** Begin **

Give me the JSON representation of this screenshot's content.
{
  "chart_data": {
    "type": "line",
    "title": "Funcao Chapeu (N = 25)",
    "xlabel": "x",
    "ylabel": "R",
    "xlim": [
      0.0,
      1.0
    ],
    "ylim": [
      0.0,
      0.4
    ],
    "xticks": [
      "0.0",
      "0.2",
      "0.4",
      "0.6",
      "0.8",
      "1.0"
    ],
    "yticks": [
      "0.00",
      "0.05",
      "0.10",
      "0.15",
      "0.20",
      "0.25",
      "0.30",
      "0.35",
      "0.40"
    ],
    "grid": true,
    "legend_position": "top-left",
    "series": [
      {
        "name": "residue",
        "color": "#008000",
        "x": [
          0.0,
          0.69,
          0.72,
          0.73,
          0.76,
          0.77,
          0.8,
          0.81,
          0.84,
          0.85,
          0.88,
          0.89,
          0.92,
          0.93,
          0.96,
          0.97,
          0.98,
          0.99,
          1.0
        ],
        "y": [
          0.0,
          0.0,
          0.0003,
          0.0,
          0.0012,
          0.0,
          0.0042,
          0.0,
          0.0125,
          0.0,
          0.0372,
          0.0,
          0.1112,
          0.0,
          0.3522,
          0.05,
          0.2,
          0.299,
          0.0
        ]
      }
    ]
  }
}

** End **
** Begin **

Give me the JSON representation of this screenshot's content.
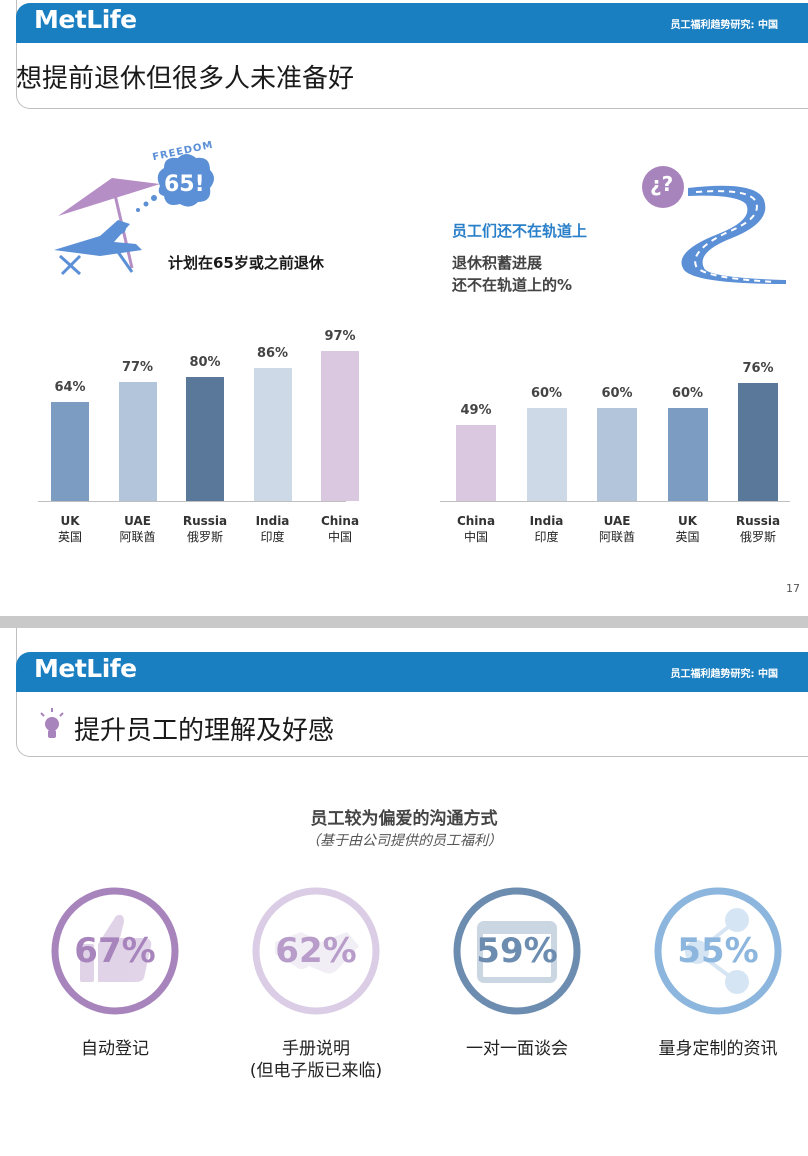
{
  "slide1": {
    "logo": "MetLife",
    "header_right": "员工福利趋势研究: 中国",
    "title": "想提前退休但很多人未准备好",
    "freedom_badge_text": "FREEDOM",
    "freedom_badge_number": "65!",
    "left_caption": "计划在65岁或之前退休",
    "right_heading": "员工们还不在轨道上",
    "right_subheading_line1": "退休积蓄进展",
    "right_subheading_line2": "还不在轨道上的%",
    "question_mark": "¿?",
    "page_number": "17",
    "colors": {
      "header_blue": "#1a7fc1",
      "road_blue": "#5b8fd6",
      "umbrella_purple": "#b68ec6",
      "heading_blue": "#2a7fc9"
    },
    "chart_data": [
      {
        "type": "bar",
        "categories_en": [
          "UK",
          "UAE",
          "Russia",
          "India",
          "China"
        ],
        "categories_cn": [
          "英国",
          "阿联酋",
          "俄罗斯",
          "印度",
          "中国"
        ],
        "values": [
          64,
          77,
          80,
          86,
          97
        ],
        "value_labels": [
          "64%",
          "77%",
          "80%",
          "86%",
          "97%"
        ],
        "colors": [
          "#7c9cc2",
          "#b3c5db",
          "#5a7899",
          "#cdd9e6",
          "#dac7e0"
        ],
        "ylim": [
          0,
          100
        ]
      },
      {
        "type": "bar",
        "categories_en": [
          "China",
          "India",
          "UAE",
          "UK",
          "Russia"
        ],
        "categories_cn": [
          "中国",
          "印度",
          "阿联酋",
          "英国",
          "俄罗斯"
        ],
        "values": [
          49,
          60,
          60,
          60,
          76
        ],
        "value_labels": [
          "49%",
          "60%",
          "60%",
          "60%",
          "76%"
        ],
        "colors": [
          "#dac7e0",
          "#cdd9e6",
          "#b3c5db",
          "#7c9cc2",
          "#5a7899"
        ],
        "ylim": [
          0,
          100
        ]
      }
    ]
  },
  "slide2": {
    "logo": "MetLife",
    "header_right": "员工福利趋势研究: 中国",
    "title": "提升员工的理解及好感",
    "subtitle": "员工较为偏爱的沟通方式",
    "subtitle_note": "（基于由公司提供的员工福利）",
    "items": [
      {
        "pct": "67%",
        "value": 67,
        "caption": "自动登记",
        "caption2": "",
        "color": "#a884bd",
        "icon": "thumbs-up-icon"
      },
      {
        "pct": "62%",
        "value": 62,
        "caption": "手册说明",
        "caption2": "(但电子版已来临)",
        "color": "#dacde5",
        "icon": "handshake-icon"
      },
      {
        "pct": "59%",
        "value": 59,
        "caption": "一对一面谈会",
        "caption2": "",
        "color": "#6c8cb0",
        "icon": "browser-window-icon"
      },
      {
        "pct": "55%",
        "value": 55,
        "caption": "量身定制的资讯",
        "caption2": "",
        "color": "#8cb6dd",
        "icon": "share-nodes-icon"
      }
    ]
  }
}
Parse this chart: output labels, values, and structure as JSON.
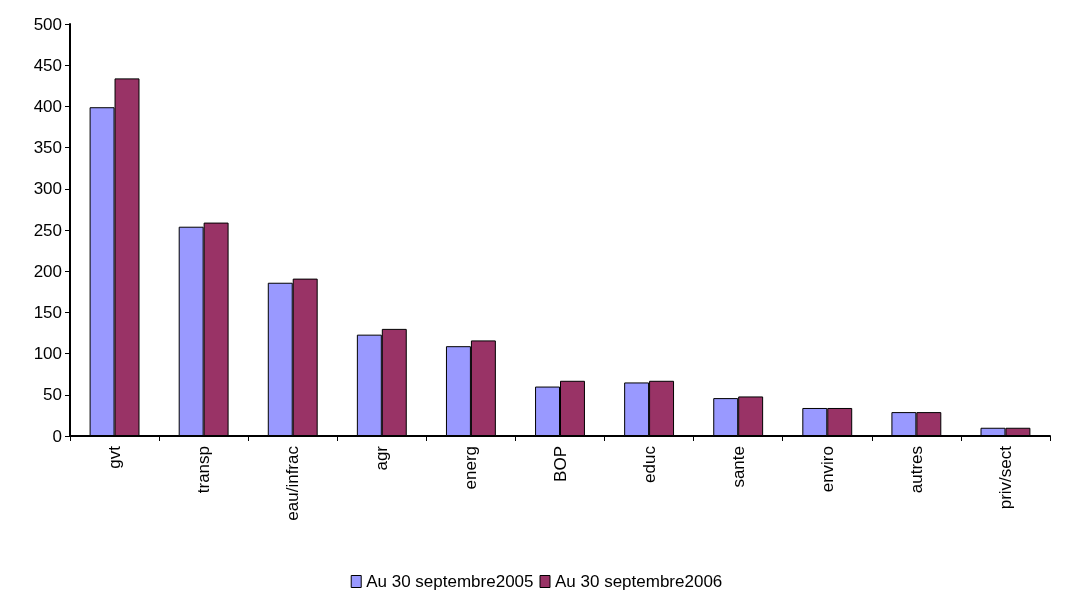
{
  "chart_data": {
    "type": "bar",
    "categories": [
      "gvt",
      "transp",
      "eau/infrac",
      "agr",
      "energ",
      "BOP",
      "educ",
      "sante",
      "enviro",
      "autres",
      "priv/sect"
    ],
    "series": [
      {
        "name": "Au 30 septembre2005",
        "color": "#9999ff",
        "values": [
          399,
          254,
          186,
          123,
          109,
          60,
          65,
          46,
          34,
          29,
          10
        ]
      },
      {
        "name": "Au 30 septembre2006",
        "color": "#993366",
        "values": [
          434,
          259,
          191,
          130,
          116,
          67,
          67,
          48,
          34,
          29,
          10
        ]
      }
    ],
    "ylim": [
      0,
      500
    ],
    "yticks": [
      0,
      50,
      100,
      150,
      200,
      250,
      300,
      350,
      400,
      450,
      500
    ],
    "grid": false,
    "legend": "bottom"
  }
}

** End **
** Begin **

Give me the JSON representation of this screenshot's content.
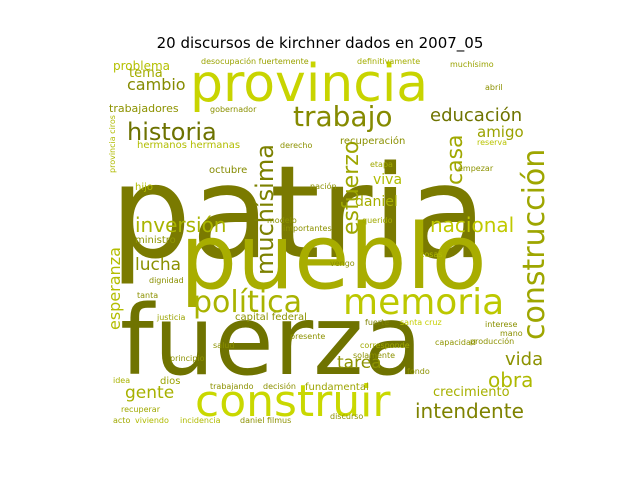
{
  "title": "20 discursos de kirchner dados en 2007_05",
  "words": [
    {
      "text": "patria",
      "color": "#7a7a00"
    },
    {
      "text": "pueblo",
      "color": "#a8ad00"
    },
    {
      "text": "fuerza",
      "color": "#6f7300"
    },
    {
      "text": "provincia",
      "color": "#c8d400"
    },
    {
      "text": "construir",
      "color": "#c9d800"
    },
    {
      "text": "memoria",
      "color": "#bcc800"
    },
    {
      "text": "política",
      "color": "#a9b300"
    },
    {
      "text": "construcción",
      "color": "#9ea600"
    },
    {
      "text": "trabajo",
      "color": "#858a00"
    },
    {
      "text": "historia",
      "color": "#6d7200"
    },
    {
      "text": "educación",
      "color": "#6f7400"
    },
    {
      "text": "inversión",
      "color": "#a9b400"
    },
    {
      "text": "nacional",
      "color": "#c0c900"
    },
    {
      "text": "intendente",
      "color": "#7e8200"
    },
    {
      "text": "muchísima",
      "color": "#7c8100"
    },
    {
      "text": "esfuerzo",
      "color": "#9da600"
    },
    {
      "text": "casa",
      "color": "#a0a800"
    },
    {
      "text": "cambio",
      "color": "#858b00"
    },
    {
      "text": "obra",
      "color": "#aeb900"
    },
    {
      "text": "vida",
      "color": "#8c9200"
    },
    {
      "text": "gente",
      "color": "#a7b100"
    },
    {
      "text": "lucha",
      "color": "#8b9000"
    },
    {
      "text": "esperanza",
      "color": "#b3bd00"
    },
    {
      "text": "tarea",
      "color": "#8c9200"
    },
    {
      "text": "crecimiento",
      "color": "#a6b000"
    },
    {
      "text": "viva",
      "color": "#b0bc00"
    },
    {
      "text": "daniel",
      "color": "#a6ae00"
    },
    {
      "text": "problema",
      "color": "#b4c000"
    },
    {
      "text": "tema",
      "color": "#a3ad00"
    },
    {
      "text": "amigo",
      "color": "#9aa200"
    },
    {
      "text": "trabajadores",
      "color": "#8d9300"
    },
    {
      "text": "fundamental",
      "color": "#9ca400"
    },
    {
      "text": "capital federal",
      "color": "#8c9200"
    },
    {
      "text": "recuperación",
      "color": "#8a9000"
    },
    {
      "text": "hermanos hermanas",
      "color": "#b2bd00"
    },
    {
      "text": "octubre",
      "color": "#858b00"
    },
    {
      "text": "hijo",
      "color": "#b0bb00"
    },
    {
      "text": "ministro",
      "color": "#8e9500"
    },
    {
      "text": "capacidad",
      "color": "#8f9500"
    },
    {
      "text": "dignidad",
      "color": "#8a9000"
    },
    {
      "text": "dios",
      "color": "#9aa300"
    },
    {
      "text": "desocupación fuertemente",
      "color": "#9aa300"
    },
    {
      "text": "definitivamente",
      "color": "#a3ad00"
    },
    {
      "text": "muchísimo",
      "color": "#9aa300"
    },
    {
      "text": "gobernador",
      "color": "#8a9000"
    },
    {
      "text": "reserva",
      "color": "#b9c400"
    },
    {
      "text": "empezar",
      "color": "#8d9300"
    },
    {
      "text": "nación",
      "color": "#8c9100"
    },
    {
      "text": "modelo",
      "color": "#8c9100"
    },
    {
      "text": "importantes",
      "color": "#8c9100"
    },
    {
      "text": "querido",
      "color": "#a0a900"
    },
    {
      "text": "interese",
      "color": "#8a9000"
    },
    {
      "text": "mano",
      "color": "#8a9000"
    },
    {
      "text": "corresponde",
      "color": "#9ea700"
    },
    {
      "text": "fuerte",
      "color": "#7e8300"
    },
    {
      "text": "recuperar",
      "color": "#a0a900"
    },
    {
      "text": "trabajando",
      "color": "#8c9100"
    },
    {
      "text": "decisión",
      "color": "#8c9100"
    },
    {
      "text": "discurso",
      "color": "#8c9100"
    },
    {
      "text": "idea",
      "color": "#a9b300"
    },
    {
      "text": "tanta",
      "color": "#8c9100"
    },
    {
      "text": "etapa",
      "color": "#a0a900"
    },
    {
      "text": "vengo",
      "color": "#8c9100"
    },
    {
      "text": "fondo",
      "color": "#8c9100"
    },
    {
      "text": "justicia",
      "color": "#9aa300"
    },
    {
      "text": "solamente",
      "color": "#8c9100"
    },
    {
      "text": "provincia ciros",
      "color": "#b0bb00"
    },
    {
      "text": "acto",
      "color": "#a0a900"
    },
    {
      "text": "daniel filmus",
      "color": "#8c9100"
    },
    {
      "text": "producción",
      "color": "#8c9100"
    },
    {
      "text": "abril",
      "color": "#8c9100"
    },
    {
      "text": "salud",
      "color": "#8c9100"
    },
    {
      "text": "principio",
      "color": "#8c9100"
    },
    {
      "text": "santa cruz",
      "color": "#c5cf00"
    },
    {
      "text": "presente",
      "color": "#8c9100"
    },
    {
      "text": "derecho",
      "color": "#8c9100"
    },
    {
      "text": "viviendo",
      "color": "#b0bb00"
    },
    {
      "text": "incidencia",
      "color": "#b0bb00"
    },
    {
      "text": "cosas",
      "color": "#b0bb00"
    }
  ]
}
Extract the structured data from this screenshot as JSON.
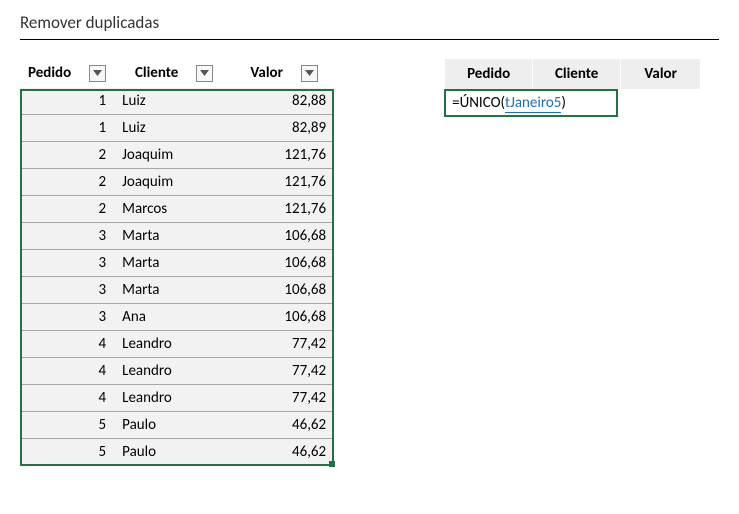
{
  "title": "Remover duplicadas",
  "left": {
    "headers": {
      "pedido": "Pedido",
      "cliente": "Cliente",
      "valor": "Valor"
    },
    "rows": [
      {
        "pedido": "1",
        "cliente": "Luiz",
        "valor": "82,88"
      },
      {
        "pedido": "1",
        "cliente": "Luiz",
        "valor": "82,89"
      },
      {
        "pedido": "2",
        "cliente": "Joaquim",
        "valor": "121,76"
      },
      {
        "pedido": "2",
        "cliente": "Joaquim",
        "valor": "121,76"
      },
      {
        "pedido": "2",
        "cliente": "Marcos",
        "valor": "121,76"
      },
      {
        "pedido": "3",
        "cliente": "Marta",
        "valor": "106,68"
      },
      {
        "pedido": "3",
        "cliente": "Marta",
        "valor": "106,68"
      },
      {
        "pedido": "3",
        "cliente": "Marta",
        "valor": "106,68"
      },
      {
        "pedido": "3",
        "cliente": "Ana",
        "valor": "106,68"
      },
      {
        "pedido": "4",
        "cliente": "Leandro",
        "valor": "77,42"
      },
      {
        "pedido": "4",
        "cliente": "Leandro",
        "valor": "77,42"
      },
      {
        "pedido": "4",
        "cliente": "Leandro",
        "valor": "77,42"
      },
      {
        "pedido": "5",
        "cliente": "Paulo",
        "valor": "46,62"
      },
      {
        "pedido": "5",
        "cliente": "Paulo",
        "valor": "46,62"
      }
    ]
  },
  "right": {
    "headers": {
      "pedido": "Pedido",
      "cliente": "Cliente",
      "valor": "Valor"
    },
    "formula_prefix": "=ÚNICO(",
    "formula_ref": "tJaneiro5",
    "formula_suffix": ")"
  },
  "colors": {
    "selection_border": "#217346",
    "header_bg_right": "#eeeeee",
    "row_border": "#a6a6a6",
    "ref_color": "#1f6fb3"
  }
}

** End **

DIRECTIONS
Go through the material and copy out every line with "name" in it.

ANSWER TO THE EXERCISE
        "name": "residue",
        "name": "Au 30 septembre2005",
        "name": "Au 30 septembre2006",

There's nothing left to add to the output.